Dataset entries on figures
----------------------------------------

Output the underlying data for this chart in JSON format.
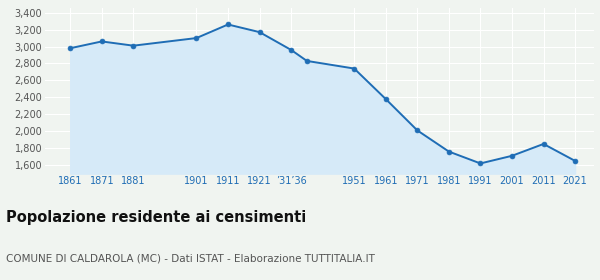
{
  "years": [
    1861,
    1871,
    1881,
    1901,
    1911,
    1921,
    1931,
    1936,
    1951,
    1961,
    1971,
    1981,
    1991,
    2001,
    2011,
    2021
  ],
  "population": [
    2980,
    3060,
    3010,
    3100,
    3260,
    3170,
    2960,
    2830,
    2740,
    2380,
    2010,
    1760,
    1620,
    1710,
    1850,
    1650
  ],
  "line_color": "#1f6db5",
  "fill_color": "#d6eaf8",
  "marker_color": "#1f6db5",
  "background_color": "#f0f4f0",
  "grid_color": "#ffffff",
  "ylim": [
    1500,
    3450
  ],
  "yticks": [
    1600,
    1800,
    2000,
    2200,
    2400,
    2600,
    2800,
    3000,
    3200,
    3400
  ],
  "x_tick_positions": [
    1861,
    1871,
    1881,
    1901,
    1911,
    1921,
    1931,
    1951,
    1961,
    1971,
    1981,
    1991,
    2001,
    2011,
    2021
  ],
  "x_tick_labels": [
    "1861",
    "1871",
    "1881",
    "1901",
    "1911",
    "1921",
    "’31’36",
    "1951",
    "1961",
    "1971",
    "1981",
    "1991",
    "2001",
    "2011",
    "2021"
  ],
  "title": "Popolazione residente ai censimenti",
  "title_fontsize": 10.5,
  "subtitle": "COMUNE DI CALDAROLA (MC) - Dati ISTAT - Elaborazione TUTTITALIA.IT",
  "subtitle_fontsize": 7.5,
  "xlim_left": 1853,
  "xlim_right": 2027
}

----------------------------------------

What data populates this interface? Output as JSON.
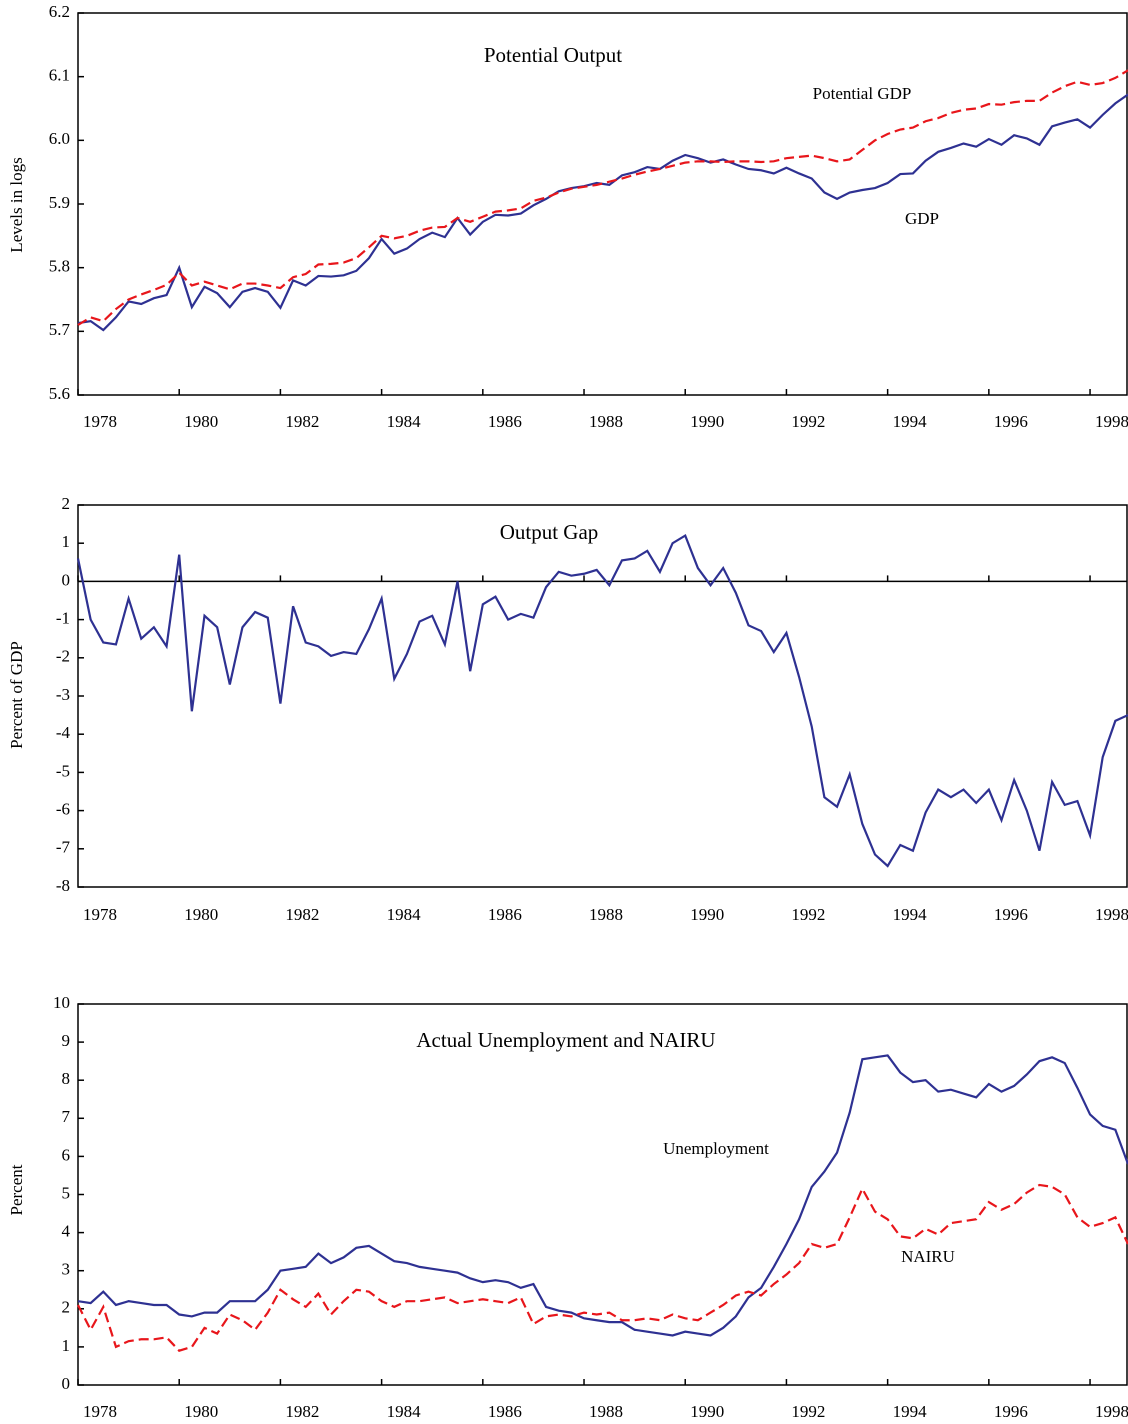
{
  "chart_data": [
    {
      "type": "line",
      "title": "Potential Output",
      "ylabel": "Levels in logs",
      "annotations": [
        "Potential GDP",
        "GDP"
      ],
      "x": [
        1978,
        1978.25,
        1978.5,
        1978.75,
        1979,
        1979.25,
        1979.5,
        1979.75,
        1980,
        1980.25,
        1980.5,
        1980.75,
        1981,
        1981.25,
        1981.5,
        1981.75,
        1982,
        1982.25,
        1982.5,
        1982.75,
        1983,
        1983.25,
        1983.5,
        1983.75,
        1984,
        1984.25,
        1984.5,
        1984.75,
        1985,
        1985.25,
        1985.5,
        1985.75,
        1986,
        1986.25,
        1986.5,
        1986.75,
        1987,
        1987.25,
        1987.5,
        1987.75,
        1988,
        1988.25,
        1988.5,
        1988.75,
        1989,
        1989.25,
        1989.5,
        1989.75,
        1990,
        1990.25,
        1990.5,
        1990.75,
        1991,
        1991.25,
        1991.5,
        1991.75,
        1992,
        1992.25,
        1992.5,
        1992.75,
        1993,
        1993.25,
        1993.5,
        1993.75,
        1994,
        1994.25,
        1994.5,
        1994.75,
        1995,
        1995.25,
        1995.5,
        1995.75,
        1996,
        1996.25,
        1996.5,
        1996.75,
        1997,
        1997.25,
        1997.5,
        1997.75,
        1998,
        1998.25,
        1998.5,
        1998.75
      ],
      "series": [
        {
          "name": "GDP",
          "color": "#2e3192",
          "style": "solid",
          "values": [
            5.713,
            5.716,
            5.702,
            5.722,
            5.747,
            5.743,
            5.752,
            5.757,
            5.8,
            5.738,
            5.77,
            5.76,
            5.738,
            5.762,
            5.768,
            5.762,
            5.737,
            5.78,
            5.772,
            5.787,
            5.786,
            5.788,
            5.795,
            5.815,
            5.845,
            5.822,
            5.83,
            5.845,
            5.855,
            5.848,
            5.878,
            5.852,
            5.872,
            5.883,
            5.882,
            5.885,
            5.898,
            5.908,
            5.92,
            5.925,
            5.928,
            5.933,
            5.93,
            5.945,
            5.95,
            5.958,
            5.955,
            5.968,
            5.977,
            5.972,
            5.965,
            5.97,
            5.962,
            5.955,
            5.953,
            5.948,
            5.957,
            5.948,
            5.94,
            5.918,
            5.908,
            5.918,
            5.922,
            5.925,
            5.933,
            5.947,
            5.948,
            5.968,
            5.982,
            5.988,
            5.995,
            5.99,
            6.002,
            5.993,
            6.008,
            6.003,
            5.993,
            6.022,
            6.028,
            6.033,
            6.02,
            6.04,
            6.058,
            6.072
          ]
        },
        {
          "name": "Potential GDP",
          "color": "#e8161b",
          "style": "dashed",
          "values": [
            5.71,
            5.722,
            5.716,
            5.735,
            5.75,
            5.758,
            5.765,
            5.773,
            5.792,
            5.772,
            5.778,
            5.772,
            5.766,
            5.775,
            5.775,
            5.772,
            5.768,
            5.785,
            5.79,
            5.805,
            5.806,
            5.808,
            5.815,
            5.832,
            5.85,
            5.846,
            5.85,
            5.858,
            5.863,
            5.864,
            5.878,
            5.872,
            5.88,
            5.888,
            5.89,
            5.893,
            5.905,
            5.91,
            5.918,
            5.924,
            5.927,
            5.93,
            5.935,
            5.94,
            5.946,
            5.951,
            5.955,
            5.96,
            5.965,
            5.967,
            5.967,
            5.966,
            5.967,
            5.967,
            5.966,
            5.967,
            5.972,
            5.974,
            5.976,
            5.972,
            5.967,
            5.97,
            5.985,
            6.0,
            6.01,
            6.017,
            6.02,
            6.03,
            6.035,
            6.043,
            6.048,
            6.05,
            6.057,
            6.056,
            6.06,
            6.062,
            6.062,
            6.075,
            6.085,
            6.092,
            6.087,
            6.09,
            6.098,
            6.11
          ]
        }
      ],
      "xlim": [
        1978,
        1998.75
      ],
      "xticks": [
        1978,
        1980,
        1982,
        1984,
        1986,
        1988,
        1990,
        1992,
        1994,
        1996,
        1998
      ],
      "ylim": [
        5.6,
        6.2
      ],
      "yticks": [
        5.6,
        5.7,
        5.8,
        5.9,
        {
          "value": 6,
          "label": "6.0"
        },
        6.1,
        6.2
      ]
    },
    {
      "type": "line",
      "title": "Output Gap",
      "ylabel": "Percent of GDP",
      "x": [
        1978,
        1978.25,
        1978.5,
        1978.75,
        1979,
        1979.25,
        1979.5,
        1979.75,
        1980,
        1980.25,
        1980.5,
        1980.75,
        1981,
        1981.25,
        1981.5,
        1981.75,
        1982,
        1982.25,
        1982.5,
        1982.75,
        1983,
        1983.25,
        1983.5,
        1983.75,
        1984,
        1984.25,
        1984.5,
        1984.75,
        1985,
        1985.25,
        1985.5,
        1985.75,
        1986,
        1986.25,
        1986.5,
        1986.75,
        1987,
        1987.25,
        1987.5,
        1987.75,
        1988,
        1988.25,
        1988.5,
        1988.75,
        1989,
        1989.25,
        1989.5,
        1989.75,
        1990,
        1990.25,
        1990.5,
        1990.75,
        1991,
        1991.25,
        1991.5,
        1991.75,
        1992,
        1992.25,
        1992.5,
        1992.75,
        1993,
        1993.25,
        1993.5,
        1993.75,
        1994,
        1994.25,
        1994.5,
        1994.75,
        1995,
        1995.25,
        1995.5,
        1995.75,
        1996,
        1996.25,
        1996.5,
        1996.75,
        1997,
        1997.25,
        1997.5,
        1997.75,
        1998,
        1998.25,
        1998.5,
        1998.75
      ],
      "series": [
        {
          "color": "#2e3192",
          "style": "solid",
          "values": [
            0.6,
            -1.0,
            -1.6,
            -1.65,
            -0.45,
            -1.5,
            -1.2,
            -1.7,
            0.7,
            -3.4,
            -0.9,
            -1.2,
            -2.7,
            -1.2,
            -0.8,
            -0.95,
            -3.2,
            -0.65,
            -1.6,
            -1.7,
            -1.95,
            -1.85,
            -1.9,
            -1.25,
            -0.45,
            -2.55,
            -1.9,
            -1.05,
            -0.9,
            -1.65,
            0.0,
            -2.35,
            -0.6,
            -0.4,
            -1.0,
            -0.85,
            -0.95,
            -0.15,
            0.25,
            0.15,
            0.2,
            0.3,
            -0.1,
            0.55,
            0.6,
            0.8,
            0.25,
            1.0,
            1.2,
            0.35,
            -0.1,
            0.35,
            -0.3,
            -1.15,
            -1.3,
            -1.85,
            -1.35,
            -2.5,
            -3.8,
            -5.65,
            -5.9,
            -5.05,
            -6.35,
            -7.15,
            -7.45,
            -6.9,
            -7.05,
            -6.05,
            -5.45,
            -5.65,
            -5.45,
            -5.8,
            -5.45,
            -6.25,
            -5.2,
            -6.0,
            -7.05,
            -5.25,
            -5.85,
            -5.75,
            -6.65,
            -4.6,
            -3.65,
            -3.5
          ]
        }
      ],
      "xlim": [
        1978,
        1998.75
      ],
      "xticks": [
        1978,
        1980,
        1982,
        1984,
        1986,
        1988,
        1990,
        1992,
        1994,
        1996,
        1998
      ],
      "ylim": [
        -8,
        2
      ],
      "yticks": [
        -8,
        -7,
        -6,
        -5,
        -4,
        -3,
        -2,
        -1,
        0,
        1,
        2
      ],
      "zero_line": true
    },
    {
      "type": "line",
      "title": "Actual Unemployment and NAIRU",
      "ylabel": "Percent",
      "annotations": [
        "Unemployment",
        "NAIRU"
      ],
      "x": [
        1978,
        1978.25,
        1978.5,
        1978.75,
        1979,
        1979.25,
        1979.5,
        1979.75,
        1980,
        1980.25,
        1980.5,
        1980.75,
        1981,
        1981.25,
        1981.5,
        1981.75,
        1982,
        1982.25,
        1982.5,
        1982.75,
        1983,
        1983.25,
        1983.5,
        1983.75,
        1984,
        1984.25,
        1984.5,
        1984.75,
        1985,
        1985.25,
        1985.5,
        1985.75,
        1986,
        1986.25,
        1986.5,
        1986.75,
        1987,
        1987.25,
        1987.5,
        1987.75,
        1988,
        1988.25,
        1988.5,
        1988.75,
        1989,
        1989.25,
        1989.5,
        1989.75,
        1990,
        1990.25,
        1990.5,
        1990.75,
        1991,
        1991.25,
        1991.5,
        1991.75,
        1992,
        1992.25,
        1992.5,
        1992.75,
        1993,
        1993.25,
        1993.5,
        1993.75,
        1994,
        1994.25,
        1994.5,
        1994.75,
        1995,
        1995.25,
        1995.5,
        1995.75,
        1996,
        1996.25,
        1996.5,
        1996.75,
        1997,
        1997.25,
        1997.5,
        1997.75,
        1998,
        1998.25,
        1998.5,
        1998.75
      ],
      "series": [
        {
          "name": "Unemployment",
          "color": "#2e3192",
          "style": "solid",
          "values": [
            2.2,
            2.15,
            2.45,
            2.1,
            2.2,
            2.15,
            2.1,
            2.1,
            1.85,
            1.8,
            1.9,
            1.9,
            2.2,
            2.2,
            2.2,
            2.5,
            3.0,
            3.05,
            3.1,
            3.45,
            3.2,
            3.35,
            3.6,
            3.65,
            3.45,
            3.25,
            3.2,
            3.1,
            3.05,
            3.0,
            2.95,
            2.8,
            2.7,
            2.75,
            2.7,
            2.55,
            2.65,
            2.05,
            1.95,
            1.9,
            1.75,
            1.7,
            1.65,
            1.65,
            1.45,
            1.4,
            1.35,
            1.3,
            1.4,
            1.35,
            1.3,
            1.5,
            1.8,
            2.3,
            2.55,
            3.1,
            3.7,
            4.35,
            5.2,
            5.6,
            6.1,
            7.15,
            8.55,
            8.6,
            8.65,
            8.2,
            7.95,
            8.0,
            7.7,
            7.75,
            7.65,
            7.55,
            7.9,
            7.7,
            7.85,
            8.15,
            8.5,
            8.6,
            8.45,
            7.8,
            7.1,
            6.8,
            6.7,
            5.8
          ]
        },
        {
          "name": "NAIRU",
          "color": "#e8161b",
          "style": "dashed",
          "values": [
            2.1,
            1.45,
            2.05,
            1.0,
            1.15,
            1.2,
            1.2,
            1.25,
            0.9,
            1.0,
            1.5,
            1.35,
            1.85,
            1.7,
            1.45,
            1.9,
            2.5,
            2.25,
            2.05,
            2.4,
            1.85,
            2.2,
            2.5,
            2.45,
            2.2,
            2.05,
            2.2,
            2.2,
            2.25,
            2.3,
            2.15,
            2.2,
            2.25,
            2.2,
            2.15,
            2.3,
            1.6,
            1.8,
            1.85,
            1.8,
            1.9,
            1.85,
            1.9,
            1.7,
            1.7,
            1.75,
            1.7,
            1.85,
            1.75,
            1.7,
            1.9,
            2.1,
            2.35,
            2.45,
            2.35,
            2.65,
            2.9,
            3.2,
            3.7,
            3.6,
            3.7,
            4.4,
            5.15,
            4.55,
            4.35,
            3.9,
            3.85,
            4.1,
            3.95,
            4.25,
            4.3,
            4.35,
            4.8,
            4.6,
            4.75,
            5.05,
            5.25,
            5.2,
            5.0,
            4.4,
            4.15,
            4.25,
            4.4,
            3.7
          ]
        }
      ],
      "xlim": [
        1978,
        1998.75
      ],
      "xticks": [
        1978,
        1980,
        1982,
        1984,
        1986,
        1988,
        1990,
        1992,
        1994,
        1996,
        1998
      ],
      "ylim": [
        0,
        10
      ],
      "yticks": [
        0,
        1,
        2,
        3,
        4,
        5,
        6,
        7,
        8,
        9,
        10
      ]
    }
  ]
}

----------------------------------------

**WHAT THE TASK ASKS**
Look through the data and show every line containing "Unemployment".

**RESPONSE**
      "title": "Actual Unemployment and NAIRU",
        "Unemployment",
          "name": "Unemployment",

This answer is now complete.